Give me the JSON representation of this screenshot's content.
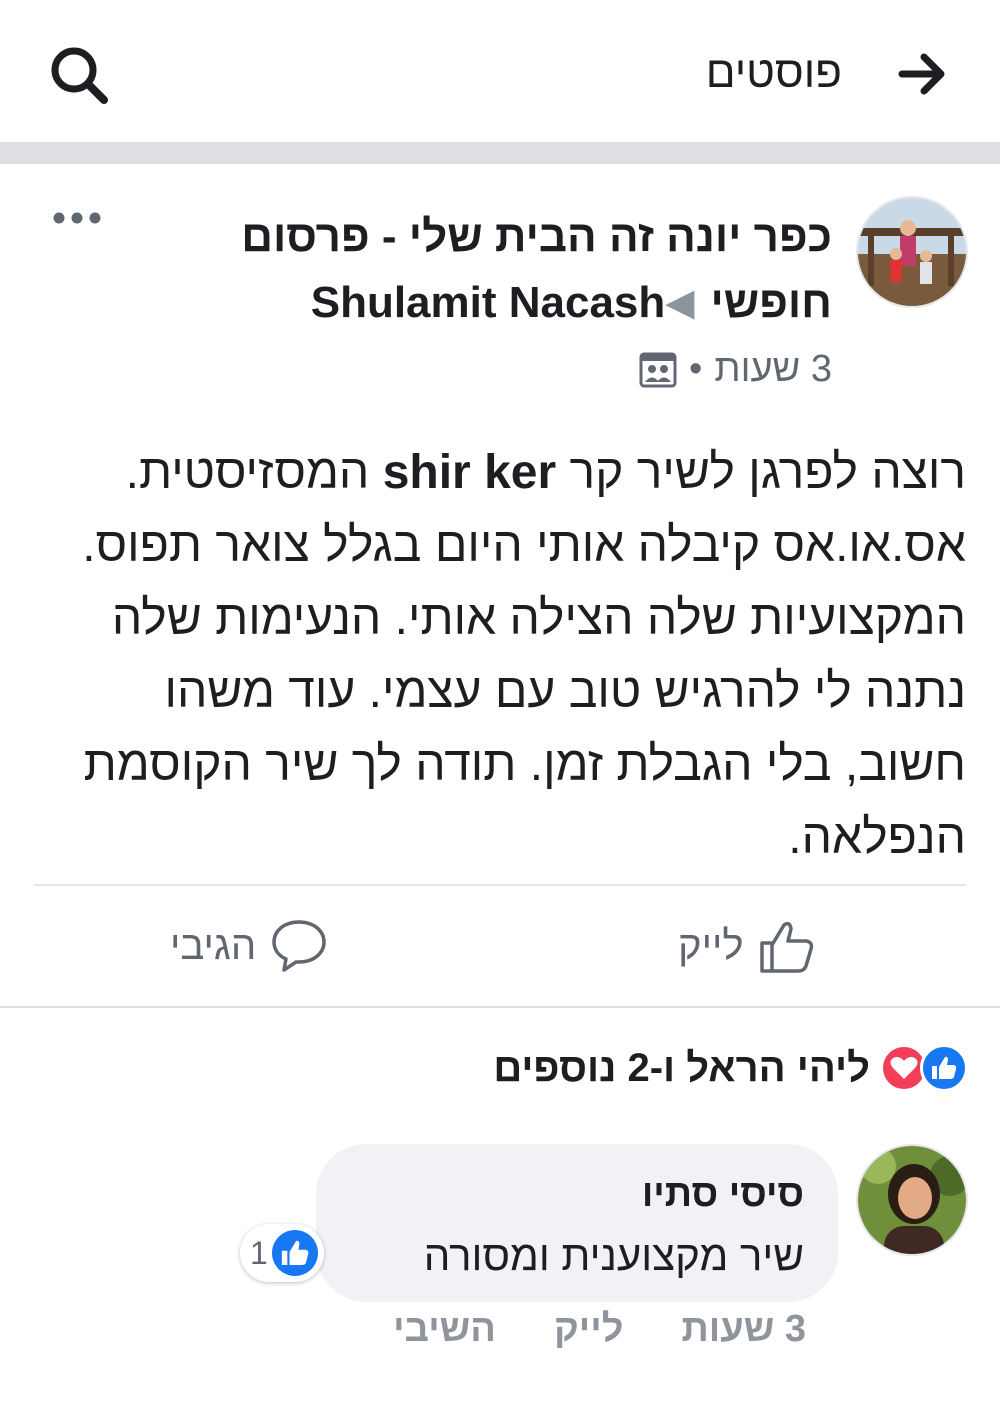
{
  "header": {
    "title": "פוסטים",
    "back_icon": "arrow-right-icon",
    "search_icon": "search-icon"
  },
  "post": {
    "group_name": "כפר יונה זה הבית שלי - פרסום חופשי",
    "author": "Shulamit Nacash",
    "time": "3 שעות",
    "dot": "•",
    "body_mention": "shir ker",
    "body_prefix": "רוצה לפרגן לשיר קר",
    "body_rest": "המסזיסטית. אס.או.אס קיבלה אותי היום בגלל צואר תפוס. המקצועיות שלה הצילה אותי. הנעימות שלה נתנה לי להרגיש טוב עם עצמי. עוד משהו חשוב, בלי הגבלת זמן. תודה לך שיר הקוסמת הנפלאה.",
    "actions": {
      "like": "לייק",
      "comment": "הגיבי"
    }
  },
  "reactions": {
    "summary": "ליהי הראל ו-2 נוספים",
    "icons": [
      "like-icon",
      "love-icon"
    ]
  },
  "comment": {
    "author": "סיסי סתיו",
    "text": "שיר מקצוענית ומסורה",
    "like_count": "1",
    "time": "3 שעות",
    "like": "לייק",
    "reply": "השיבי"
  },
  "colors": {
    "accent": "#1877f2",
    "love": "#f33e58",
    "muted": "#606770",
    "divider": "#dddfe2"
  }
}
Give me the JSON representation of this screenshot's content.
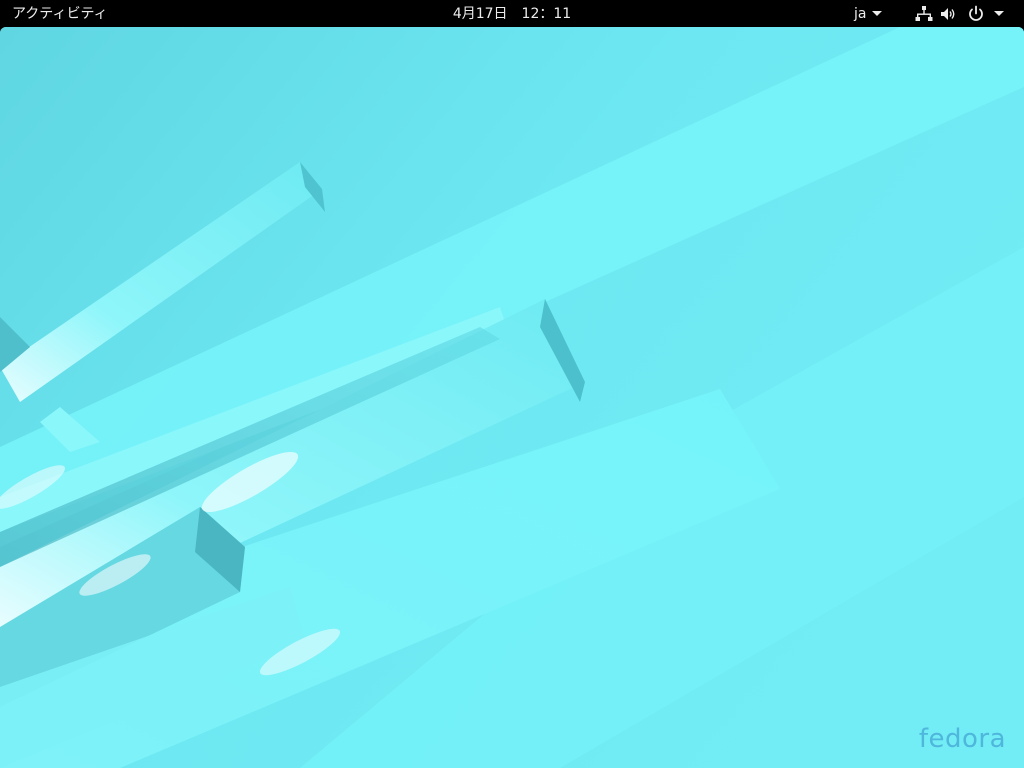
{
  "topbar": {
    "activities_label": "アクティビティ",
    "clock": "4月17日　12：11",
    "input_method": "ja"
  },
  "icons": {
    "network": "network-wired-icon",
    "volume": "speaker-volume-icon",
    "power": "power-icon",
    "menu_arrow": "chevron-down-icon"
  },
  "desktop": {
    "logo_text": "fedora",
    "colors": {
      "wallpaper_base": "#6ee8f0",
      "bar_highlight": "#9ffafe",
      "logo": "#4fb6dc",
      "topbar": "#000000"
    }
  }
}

---

▶ _Short task_:
Repeat the preceding records precisely, and leave every picture out of the copy.

▶ _Result for this task_:
Give me the JSON representation of this screenshot's content.
{
  "header": {
    "title": "פוסטים",
    "back_icon": "arrow-right-icon",
    "search_icon": "search-icon"
  },
  "post": {
    "group_name": "כפר יונה זה הבית שלי - פרסום חופשי",
    "author": "Shulamit Nacash",
    "time": "3 שעות",
    "dot": "•",
    "body_mention": "shir ker",
    "body_prefix": "רוצה לפרגן לשיר קר",
    "body_rest": "המסזיסטית. אס.או.אס קיבלה אותי היום בגלל צואר תפוס. המקצועיות שלה הצילה אותי. הנעימות שלה נתנה לי להרגיש טוב עם עצמי. עוד משהו חשוב, בלי הגבלת זמן. תודה לך שיר הקוסמת הנפלאה.",
    "actions": {
      "like": "לייק",
      "comment": "הגיבי"
    }
  },
  "reactions": {
    "summary": "ליהי הראל ו-2 נוספים",
    "icons": [
      "like-icon",
      "love-icon"
    ]
  },
  "comment": {
    "author": "סיסי סתיו",
    "text": "שיר מקצוענית ומסורה",
    "like_count": "1",
    "time": "3 שעות",
    "like": "לייק",
    "reply": "השיבי"
  },
  "colors": {
    "accent": "#1877f2",
    "love": "#f33e58",
    "muted": "#606770",
    "divider": "#dddfe2"
  }
}
Give me the JSON representation of this screenshot's content.
{
  "topbar": {
    "activities_label": "アクティビティ",
    "clock": "4月17日　12：11",
    "input_method": "ja"
  },
  "icons": {
    "network": "network-wired-icon",
    "volume": "speaker-volume-icon",
    "power": "power-icon",
    "menu_arrow": "chevron-down-icon"
  },
  "desktop": {
    "logo_text": "fedora",
    "colors": {
      "wallpaper_base": "#6ee8f0",
      "bar_highlight": "#9ffafe",
      "logo": "#4fb6dc",
      "topbar": "#000000"
    }
  }
}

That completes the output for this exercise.